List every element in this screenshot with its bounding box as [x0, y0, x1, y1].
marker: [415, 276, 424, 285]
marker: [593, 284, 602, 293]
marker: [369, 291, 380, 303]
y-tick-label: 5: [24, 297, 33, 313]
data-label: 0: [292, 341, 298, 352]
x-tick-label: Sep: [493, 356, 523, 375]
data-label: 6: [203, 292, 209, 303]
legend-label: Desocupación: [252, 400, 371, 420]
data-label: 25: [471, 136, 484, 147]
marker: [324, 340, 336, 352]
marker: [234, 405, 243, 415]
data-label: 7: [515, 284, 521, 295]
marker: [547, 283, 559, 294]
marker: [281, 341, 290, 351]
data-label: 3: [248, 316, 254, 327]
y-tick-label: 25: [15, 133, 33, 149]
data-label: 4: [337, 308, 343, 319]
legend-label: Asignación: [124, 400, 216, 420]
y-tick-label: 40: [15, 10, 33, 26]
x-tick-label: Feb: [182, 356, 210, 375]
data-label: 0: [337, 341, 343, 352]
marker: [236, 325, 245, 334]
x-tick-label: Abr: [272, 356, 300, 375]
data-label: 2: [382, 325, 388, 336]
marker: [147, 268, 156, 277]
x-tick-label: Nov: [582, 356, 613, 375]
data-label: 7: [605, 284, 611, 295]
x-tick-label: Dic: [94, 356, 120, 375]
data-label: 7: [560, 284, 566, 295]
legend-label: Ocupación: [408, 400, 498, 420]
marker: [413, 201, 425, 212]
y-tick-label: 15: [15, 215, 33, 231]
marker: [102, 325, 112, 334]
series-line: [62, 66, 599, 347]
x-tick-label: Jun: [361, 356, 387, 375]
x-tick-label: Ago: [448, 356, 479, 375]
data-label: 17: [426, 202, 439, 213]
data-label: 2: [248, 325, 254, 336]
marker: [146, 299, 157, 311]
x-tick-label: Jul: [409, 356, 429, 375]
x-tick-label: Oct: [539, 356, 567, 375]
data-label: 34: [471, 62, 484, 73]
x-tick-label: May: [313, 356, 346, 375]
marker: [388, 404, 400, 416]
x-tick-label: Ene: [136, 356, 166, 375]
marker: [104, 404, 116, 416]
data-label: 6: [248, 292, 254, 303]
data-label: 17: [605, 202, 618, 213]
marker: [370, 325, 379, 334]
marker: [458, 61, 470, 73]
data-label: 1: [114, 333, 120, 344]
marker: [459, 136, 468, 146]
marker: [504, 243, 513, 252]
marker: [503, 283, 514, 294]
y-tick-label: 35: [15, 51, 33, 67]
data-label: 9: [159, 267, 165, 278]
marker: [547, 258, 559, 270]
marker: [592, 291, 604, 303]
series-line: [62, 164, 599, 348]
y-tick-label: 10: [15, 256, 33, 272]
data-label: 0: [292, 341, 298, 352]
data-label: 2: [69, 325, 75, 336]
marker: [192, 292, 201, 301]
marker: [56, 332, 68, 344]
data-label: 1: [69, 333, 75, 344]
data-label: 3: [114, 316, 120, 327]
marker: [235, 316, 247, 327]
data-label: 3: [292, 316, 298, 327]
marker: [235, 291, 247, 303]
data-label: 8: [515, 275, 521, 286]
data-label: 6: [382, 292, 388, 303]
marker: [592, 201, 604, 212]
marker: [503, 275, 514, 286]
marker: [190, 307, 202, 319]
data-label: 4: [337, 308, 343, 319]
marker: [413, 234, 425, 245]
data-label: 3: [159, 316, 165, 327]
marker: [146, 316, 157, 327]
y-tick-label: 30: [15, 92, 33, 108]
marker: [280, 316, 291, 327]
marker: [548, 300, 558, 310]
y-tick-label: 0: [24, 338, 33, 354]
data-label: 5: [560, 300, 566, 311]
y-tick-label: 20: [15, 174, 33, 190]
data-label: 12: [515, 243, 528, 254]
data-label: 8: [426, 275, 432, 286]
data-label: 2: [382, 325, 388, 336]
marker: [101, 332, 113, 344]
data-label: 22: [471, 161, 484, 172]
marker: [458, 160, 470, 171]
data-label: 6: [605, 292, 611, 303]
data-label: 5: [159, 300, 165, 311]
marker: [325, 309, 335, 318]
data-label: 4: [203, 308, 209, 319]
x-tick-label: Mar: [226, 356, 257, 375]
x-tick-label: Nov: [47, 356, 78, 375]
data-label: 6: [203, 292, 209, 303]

Task to complete:
Please copy out the rows from the first one through the line containing "marker: [547, 258, 559, 270]", both ends included.

Solution:
List every element in this screenshot with its bounding box as [x0, y0, x1, y1].
marker: [415, 276, 424, 285]
marker: [593, 284, 602, 293]
marker: [369, 291, 380, 303]
y-tick-label: 5: [24, 297, 33, 313]
data-label: 0: [292, 341, 298, 352]
x-tick-label: Sep: [493, 356, 523, 375]
data-label: 6: [203, 292, 209, 303]
legend-label: Desocupación: [252, 400, 371, 420]
data-label: 25: [471, 136, 484, 147]
marker: [324, 340, 336, 352]
marker: [234, 405, 243, 415]
data-label: 7: [515, 284, 521, 295]
marker: [547, 283, 559, 294]
marker: [281, 341, 290, 351]
data-label: 3: [248, 316, 254, 327]
y-tick-label: 25: [15, 133, 33, 149]
data-label: 4: [337, 308, 343, 319]
legend-label: Asignación: [124, 400, 216, 420]
y-tick-label: 40: [15, 10, 33, 26]
x-tick-label: Feb: [182, 356, 210, 375]
data-label: 0: [337, 341, 343, 352]
marker: [236, 325, 245, 334]
x-tick-label: Abr: [272, 356, 300, 375]
data-label: 2: [382, 325, 388, 336]
marker: [147, 268, 156, 277]
x-tick-label: Nov: [582, 356, 613, 375]
data-label: 7: [605, 284, 611, 295]
x-tick-label: Dic: [94, 356, 120, 375]
data-label: 7: [560, 284, 566, 295]
legend-label: Ocupación: [408, 400, 498, 420]
marker: [413, 201, 425, 212]
y-tick-label: 15: [15, 215, 33, 231]
marker: [102, 325, 112, 334]
series-line: [62, 66, 599, 347]
x-tick-label: Jun: [361, 356, 387, 375]
x-tick-label: Ago: [448, 356, 479, 375]
data-label: 17: [426, 202, 439, 213]
data-label: 2: [248, 325, 254, 336]
marker: [146, 299, 157, 311]
x-tick-label: Jul: [409, 356, 429, 375]
x-tick-label: Oct: [539, 356, 567, 375]
data-label: 34: [471, 62, 484, 73]
x-tick-label: May: [313, 356, 346, 375]
marker: [388, 404, 400, 416]
x-tick-label: Ene: [136, 356, 166, 375]
marker: [104, 404, 116, 416]
data-label: 6: [248, 292, 254, 303]
data-label: 17: [605, 202, 618, 213]
marker: [370, 325, 379, 334]
marker: [458, 61, 470, 73]
data-label: 1: [114, 333, 120, 344]
marker: [459, 136, 468, 146]
marker: [504, 243, 513, 252]
marker: [503, 283, 514, 294]
y-tick-label: 35: [15, 51, 33, 67]
data-label: 9: [159, 267, 165, 278]
marker: [547, 258, 559, 270]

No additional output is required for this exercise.